• **EXERCISE**
Give the number of lines in the data that hold the word "JSON", and nothing else.
— Start —
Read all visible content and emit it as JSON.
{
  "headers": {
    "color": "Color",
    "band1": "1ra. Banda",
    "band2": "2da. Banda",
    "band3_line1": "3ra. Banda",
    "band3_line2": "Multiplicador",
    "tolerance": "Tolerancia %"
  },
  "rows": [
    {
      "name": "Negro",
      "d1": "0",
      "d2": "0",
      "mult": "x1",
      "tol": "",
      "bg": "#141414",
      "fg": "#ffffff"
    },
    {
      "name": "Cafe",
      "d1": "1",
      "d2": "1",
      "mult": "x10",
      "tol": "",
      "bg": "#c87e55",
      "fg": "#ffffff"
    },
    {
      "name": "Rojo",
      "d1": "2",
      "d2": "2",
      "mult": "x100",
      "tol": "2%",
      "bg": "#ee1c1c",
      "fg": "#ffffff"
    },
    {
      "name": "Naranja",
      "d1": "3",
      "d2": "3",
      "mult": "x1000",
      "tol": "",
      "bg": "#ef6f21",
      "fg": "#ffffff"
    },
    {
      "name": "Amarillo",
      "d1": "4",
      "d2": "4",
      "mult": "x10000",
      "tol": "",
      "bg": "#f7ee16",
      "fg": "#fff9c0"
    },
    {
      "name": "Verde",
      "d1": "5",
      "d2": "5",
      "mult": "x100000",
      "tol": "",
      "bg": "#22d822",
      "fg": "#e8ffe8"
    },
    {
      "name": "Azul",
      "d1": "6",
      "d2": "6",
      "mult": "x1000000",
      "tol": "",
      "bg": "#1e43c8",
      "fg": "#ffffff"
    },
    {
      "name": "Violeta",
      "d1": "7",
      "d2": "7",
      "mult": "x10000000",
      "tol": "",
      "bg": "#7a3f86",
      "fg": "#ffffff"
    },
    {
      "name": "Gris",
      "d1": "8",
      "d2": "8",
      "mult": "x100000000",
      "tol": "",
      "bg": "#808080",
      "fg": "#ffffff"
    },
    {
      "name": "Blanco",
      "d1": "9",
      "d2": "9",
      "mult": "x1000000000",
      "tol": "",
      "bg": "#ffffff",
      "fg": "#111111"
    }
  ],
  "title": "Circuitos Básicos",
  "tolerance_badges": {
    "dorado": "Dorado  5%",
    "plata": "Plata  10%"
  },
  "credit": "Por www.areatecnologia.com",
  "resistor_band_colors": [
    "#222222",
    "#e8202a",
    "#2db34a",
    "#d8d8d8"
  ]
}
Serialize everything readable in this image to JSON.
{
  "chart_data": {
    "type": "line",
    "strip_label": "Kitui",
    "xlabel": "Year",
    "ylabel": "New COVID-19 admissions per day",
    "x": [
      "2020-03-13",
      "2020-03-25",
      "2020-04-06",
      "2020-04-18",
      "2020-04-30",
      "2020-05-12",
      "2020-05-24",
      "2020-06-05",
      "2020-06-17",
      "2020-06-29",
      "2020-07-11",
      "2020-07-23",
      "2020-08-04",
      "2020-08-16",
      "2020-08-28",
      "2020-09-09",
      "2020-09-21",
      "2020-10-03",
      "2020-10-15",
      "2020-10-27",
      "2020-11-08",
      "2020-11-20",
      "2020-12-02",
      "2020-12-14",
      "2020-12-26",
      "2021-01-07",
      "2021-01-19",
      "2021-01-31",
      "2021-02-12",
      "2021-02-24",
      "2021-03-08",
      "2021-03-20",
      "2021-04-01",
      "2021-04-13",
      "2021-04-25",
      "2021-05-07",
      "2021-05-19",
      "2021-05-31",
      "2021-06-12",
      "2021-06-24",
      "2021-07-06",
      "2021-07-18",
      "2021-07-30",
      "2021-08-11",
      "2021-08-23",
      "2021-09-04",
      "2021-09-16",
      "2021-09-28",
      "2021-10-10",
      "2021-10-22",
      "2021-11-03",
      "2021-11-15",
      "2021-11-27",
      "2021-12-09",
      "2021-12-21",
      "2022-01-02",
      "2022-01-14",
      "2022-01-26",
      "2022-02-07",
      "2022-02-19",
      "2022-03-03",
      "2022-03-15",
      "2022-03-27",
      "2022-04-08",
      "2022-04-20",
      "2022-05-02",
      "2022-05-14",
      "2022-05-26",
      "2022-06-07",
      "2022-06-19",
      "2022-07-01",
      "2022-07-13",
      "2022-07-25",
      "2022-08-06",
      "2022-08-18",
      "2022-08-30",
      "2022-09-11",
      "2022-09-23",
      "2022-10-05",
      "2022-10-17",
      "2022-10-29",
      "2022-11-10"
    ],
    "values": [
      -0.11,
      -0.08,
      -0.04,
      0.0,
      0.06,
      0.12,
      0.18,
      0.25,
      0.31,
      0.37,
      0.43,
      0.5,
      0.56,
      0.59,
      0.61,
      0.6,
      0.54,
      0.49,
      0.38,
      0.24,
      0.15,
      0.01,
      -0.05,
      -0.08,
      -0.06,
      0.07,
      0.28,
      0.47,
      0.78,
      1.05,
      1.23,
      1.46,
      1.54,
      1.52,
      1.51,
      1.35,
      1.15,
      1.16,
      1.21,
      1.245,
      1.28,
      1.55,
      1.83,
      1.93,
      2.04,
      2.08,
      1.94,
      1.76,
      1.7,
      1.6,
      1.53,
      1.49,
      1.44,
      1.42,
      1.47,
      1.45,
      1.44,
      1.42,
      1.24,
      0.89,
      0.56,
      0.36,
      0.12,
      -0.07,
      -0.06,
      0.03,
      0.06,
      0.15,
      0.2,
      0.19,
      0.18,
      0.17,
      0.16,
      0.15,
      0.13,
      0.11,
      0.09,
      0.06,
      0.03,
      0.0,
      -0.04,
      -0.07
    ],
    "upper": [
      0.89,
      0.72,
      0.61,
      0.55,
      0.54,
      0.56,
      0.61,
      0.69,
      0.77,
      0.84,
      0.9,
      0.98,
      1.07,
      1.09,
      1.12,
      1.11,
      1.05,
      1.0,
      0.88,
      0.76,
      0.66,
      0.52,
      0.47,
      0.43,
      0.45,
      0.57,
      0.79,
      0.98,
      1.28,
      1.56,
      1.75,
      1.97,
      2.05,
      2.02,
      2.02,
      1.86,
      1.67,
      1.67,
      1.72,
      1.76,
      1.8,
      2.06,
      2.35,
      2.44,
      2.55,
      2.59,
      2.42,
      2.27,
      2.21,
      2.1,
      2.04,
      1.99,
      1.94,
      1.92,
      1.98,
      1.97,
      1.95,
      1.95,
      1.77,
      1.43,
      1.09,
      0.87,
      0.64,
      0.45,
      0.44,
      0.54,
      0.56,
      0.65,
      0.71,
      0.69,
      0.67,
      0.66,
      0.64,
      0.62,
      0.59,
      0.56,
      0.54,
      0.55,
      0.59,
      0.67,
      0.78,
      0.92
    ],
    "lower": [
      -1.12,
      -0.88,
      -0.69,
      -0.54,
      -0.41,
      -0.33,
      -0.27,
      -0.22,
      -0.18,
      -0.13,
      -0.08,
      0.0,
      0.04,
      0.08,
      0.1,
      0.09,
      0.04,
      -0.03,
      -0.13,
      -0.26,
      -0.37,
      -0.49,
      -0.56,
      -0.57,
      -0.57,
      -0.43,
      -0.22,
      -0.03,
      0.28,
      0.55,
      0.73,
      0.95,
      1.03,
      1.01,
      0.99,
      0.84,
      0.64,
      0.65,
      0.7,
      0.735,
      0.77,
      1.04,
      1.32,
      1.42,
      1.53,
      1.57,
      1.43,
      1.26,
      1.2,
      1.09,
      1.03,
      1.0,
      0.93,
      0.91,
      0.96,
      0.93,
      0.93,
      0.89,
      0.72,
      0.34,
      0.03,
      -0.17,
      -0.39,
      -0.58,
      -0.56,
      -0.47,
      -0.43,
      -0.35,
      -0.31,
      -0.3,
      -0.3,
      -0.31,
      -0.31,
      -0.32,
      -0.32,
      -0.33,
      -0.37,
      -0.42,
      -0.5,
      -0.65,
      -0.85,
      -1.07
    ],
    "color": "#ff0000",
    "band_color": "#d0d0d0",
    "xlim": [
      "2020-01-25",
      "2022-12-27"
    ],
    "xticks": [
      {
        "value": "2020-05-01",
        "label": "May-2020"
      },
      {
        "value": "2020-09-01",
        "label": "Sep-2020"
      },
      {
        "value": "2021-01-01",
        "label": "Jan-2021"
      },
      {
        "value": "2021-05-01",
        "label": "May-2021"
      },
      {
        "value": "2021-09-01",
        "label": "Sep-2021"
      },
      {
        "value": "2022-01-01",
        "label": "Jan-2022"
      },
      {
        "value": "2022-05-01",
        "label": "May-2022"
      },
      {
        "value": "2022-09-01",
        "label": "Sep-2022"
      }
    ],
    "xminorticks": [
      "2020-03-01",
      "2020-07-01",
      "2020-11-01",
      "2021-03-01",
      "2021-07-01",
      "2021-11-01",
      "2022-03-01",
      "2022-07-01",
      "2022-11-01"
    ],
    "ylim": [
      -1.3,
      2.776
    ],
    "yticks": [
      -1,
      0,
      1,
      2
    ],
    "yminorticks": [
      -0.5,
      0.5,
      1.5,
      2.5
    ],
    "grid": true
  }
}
— End —
• **EXERCISE OUTPUT**
2